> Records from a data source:
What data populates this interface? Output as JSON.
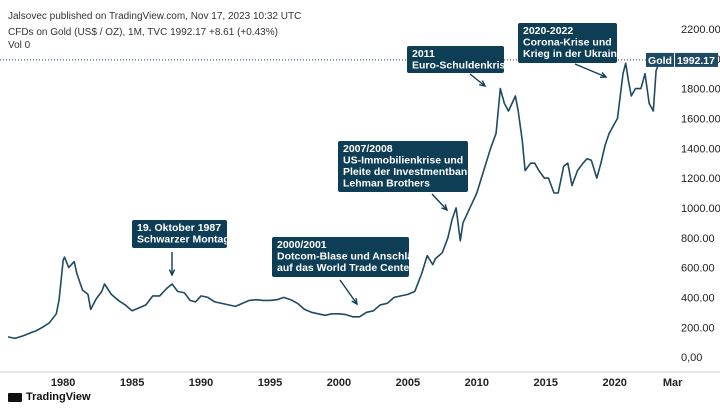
{
  "header": {
    "published": "Jalsovec published on TradingView.com, Nov 17, 2023 10:32 UTC",
    "symbol_line": "CFDs on Gold (US$ / OZ), 1M, TVC 1992.17 +8.61 (+0.43%)",
    "volume": "Vol 0"
  },
  "footer": {
    "brand": "TradingView"
  },
  "colors": {
    "line": "#1e4a63",
    "annotation_bg": "#0e3e55",
    "last_price_bg": "#1e4a63",
    "price_line": "#1e4a63"
  },
  "chart_data": {
    "type": "line",
    "series": [
      {
        "name": "Gold",
        "x": [
          1976.0,
          1976.5,
          1977.0,
          1977.3,
          1977.7,
          1978.0,
          1978.5,
          1979.0,
          1979.5,
          1979.7,
          1980.0,
          1980.1,
          1980.4,
          1980.8,
          1981.0,
          1981.4,
          1981.8,
          1982.0,
          1982.4,
          1982.8,
          1983.0,
          1983.5,
          1984.0,
          1984.5,
          1985.0,
          1985.5,
          1986.0,
          1986.5,
          1987.0,
          1987.5,
          1987.9,
          1988.3,
          1988.8,
          1989.2,
          1989.6,
          1990.0,
          1990.5,
          1991.0,
          1991.5,
          1992.0,
          1992.5,
          1993.0,
          1993.5,
          1994.0,
          1994.5,
          1995.0,
          1995.5,
          1996.0,
          1996.5,
          1997.0,
          1997.5,
          1998.0,
          1998.5,
          1999.0,
          1999.5,
          2000.0,
          2000.5,
          2001.0,
          2001.5,
          2002.0,
          2002.5,
          2003.0,
          2003.5,
          2004.0,
          2004.5,
          2005.0,
          2005.5,
          2006.0,
          2006.4,
          2006.8,
          2007.0,
          2007.5,
          2007.9,
          2008.2,
          2008.5,
          2008.8,
          2009.0,
          2009.5,
          2010.0,
          2010.5,
          2011.0,
          2011.4,
          2011.7,
          2012.0,
          2012.3,
          2012.8,
          2013.0,
          2013.3,
          2013.5,
          2013.9,
          2014.2,
          2014.5,
          2014.9,
          2015.2,
          2015.6,
          2015.9,
          2016.3,
          2016.6,
          2016.9,
          2017.3,
          2017.7,
          2018.0,
          2018.3,
          2018.7,
          2019.0,
          2019.3,
          2019.6,
          2019.9,
          2020.2,
          2020.6,
          2020.8,
          2021.0,
          2021.2,
          2021.5,
          2021.9,
          2022.2,
          2022.5,
          2022.8,
          2023.0,
          2023.3,
          2023.6,
          2023.9
        ],
        "values": [
          135,
          125,
          140,
          150,
          165,
          175,
          200,
          230,
          290,
          380,
          650,
          670,
          600,
          640,
          560,
          450,
          420,
          320,
          390,
          440,
          490,
          420,
          380,
          350,
          310,
          330,
          350,
          410,
          410,
          460,
          490,
          440,
          430,
          380,
          370,
          410,
          400,
          370,
          360,
          350,
          340,
          360,
          380,
          385,
          380,
          380,
          385,
          400,
          385,
          360,
          320,
          300,
          290,
          280,
          290,
          290,
          285,
          270,
          270,
          300,
          310,
          350,
          360,
          400,
          410,
          420,
          440,
          560,
          680,
          620,
          660,
          700,
          800,
          920,
          1000,
          780,
          900,
          1000,
          1100,
          1250,
          1400,
          1500,
          1800,
          1700,
          1650,
          1750,
          1650,
          1450,
          1250,
          1300,
          1300,
          1250,
          1200,
          1200,
          1100,
          1100,
          1280,
          1300,
          1150,
          1250,
          1300,
          1330,
          1320,
          1200,
          1300,
          1420,
          1500,
          1550,
          1600,
          1900,
          1970,
          1850,
          1750,
          1800,
          1800,
          1900,
          1700,
          1650,
          1920,
          1990,
          1950,
          1992
        ]
      }
    ],
    "y_ticks": [
      "2200.00",
      "2000.00",
      "1800.00",
      "1600.00",
      "1400.00",
      "1200.00",
      "1000.00",
      "800.00",
      "600.00",
      "400.00",
      "200.00",
      "0,00"
    ],
    "x_ticks": [
      "1980",
      "1985",
      "1990",
      "1995",
      "2000",
      "2005",
      "2010",
      "2015",
      "2020",
      "Mar"
    ],
    "ylim": [
      -100,
      2300
    ],
    "xlim": [
      1976.0,
      2024.3
    ],
    "last_price": {
      "label": "Gold",
      "value": "1992.17"
    },
    "annotations": [
      {
        "lines": [
          "19. Oktober 1987",
          "Schwarzer Montag"
        ]
      },
      {
        "lines": [
          "2000/2001",
          "Dotcom-Blase und Anschläge",
          "auf das World Trade Center"
        ]
      },
      {
        "lines": [
          "2007/2008",
          "US-Immobilienkrise und",
          "Pleite der Investmentbank",
          "Lehman Brothers"
        ]
      },
      {
        "lines": [
          "2011",
          "Euro-Schuldenkrise"
        ]
      },
      {
        "lines": [
          "2020-2022",
          "Corona-Krise und",
          "Krieg in der Ukraine"
        ]
      }
    ],
    "grid": false
  }
}
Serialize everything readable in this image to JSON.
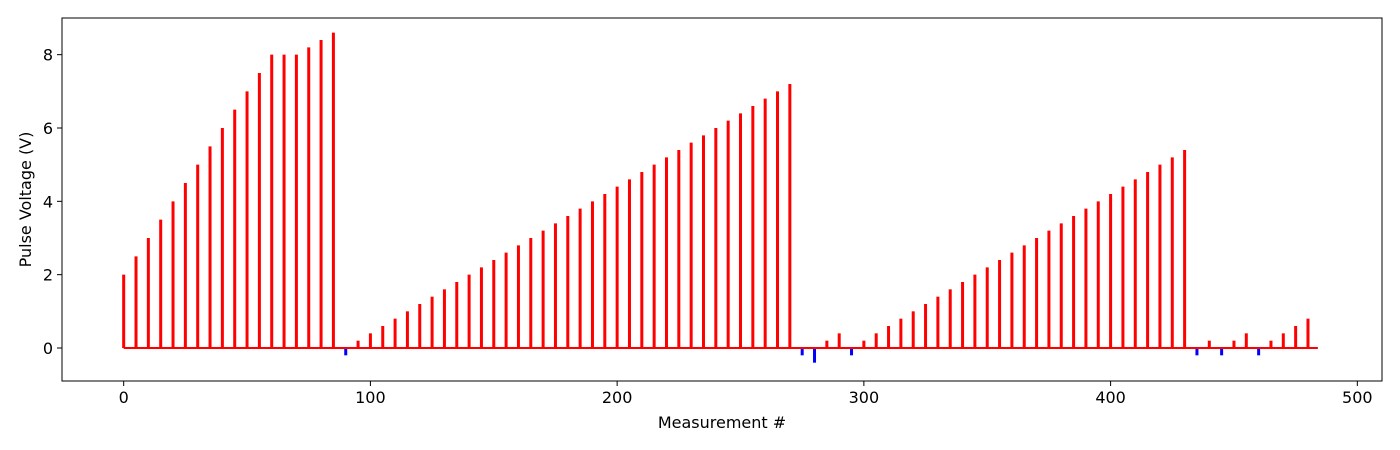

> EXERCISE DIRECTIONS: Scan the material above for the word "Gold". Copy each line where it occurs.

> THE COMPLETED TASK:
    "symbol_line": "CFDs on Gold (US$ / OZ), 1M, TVC 1992.17 +8.61 (+0.43%)",
        "name": "Gold",
      "label": "Gold",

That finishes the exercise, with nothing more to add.